* [Problem statement]: Repeat the whole listing below, word for word.

* [Dataset]:
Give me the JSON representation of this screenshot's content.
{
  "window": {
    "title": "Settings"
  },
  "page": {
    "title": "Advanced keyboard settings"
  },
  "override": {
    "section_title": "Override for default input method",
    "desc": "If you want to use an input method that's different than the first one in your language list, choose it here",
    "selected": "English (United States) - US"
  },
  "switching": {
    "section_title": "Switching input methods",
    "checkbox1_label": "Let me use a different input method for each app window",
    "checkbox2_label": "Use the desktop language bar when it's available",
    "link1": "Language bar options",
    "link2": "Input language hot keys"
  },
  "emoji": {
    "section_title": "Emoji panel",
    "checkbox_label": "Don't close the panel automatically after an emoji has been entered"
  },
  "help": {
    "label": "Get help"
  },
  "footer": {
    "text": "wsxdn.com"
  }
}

* [Exercise solution]:
Give me the JSON representation of this screenshot's content.
{
  "window": {
    "title": "Settings"
  },
  "page": {
    "title": "Advanced keyboard settings"
  },
  "override": {
    "section_title": "Override for default input method",
    "desc": "If you want to use an input method that's different than the first one in your language list, choose it here",
    "selected": "English (United States) - US"
  },
  "switching": {
    "section_title": "Switching input methods",
    "checkbox1_label": "Let me use a different input method for each app window",
    "checkbox2_label": "Use the desktop language bar when it's available",
    "link1": "Language bar options",
    "link2": "Input language hot keys"
  },
  "emoji": {
    "section_title": "Emoji panel",
    "checkbox_label": "Don't close the panel automatically after an emoji has been entered"
  },
  "help": {
    "label": "Get help"
  },
  "footer": {
    "text": "wsxdn.com"
  }
}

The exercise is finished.